* Records to process
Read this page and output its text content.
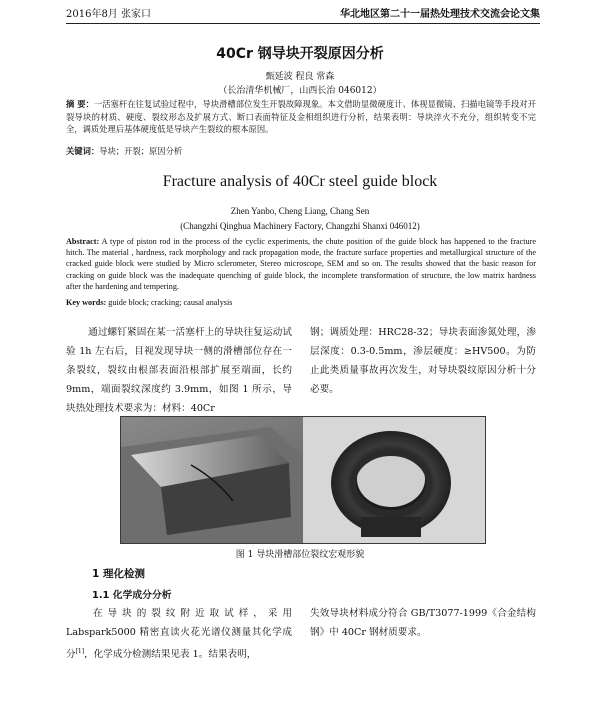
2016年8月 张家口	华北地区第二十一届热处理技术交流会论文集
40Cr 钢导块开裂原因分析
甄延波 程良 常森
（长治清华机械厂，山西长治 046012）
摘 要：一活塞杆在往复试验过程中，导块滑槽部位发生开裂故障现象。本文借助显微硬度计、体视显微镜、扫描电镜等手段对开裂导块的材质、硬度、裂纹形态及扩展方式、断口表面特征及金相组织进行分析，结果表明：导块淬火不充分，组织转变不完全，调质处理后基体硬度低是导块产生裂纹的根本原因。
关键词：导块；开裂；原因分析
Fracture analysis of 40Cr steel guide block
Zhen Yanbo, Cheng Liang, Chang Sen
(Changzhi Qinghua Machinery Factory, Changzhi Shanxi 046012)
Abstract: A type of piston rod in the process of the cyclic experiments, the chute position of the guide block has happened to the fracture hitch. The material , hardness, rack morphology and rack propagation mode, the fracture surface properties and metallurgical structure of the cracked guide block were studied by Micro sclerometer, Stereo microscope, SEM and so on. The results showed that the basic reason for cracking on guide block was the inadequate quenching of guide block, the incomplete transformation of structure, the low matrix hardness after the hardening and tempering.
Key words: guide block; cracking; causal analysis
通过螺钉紧固在某一活塞杆上的导块往复运动试验 1h 左右后，目视发现导块一侧的滑槽部位存在一条裂纹，裂纹由根部表面沿根部扩展至端面，长约 9mm，端面裂纹深度约 3.9mm，如图 1 所示，导块热处理技术要求为：材料：40Cr
钢；调质处理：HRC28-32；导块表面渗氮处理，渗层深度：0.3-0.5mm，渗层硬度：≥HV500。为防止此类质量事故再次发生，对导块裂纹原因分析十分必要。
图 1 导块滑槽部位裂纹宏观形貌
1 理化检测
1.1 化学成分分析
在导块的裂纹附近取试样，采用 Labspark5000 精密直读火花光谱仪测量其化学成分[1]，化学成分检测结果见表 1。结果表明，
失效导块材料成分符合 GB/T3077-1999《合金结构钢》中 40Cr 钢材质要求。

* Exercise brief
Repeat the data in full and exactly. Omit pictures.

* Solution to this problem
Read this page and output its text content.
2016年8月 张家口	华北地区第二十一届热处理技术交流会论文集
40Cr 钢导块开裂原因分析
甄延波 程良 常森
（长治清华机械厂，山西长治 046012）
摘 要：一活塞杆在往复试验过程中，导块滑槽部位发生开裂故障现象。本文借助显微硬度计、体视显微镜、扫描电镜等手段对开裂导块的材质、硬度、裂纹形态及扩展方式、断口表面特征及金相组织进行分析，结果表明：导块淬火不充分，组织转变不完全，调质处理后基体硬度低是导块产生裂纹的根本原因。
关键词：导块；开裂；原因分析
Fracture analysis of 40Cr steel guide block
Zhen Yanbo, Cheng Liang, Chang Sen
(Changzhi Qinghua Machinery Factory, Changzhi Shanxi 046012)
Abstract: A type of piston rod in the process of the cyclic experiments, the chute position of the guide block has happened to the fracture hitch. The material , hardness, rack morphology and rack propagation mode, the fracture surface properties and metallurgical structure of the cracked guide block were studied by Micro sclerometer, Stereo microscope, SEM and so on. The results showed that the basic reason for cracking on guide block was the inadequate quenching of guide block, the incomplete transformation of structure, the low matrix hardness after the hardening and tempering.
Key words: guide block; cracking; causal analysis
通过螺钉紧固在某一活塞杆上的导块往复运动试验 1h 左右后，目视发现导块一侧的滑槽部位存在一条裂纹，裂纹由根部表面沿根部扩展至端面，长约 9mm，端面裂纹深度约 3.9mm，如图 1 所示，导块热处理技术要求为：材料：40Cr
钢；调质处理：HRC28-32；导块表面渗氮处理，渗层深度：0.3-0.5mm，渗层硬度：≥HV500。为防止此类质量事故再次发生，对导块裂纹原因分析十分必要。
图 1 导块滑槽部位裂纹宏观形貌
1 理化检测
1.1 化学成分分析
在导块的裂纹附近取试样，采用 Labspark5000 精密直读火花光谱仪测量其化学成分[1]，化学成分检测结果见表 1。结果表明，
失效导块材料成分符合 GB/T3077-1999《合金结构钢》中 40Cr 钢材质要求。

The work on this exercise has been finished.